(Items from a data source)
>> Start

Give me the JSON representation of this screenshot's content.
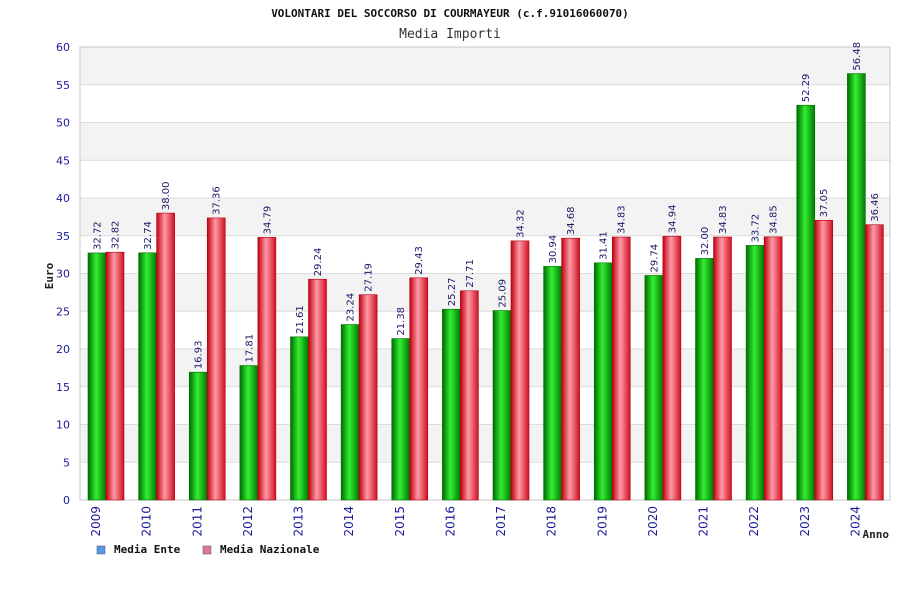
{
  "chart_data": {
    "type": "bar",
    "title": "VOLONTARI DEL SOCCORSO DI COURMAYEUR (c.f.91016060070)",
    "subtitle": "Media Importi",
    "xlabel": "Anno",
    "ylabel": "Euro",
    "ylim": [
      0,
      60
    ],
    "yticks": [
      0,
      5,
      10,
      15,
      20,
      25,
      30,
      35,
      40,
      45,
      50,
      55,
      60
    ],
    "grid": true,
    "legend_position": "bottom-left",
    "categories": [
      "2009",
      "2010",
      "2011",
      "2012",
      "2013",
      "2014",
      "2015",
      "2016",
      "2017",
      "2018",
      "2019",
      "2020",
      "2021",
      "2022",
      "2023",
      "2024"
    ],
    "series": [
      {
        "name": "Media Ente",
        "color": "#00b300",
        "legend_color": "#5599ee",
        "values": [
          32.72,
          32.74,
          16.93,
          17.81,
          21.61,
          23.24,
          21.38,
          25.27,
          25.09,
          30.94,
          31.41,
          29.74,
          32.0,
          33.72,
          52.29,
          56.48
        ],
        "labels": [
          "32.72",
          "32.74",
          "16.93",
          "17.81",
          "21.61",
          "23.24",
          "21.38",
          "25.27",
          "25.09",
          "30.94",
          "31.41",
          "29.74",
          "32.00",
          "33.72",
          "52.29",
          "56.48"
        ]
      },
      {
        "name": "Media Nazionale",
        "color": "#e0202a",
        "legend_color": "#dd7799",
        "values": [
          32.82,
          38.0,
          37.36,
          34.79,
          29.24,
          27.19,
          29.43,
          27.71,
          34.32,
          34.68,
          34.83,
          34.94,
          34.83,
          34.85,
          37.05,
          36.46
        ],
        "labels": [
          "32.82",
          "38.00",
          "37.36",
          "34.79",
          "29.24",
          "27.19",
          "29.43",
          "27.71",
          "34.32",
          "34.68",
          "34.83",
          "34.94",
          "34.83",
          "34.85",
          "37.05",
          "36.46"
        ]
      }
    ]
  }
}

>> End

**GOAL:** Transcribe each line above verbatim, with the pictures left out.

**SOLUTION:**
Give me the JSON representation of this screenshot's content.
{
  "chart_data": {
    "type": "bar",
    "title": "VOLONTARI DEL SOCCORSO DI COURMAYEUR (c.f.91016060070)",
    "subtitle": "Media Importi",
    "xlabel": "Anno",
    "ylabel": "Euro",
    "ylim": [
      0,
      60
    ],
    "yticks": [
      0,
      5,
      10,
      15,
      20,
      25,
      30,
      35,
      40,
      45,
      50,
      55,
      60
    ],
    "grid": true,
    "legend_position": "bottom-left",
    "categories": [
      "2009",
      "2010",
      "2011",
      "2012",
      "2013",
      "2014",
      "2015",
      "2016",
      "2017",
      "2018",
      "2019",
      "2020",
      "2021",
      "2022",
      "2023",
      "2024"
    ],
    "series": [
      {
        "name": "Media Ente",
        "color": "#00b300",
        "legend_color": "#5599ee",
        "values": [
          32.72,
          32.74,
          16.93,
          17.81,
          21.61,
          23.24,
          21.38,
          25.27,
          25.09,
          30.94,
          31.41,
          29.74,
          32.0,
          33.72,
          52.29,
          56.48
        ],
        "labels": [
          "32.72",
          "32.74",
          "16.93",
          "17.81",
          "21.61",
          "23.24",
          "21.38",
          "25.27",
          "25.09",
          "30.94",
          "31.41",
          "29.74",
          "32.00",
          "33.72",
          "52.29",
          "56.48"
        ]
      },
      {
        "name": "Media Nazionale",
        "color": "#e0202a",
        "legend_color": "#dd7799",
        "values": [
          32.82,
          38.0,
          37.36,
          34.79,
          29.24,
          27.19,
          29.43,
          27.71,
          34.32,
          34.68,
          34.83,
          34.94,
          34.83,
          34.85,
          37.05,
          36.46
        ],
        "labels": [
          "32.82",
          "38.00",
          "37.36",
          "34.79",
          "29.24",
          "27.19",
          "29.43",
          "27.71",
          "34.32",
          "34.68",
          "34.83",
          "34.94",
          "34.83",
          "34.85",
          "37.05",
          "36.46"
        ]
      }
    ]
  }
}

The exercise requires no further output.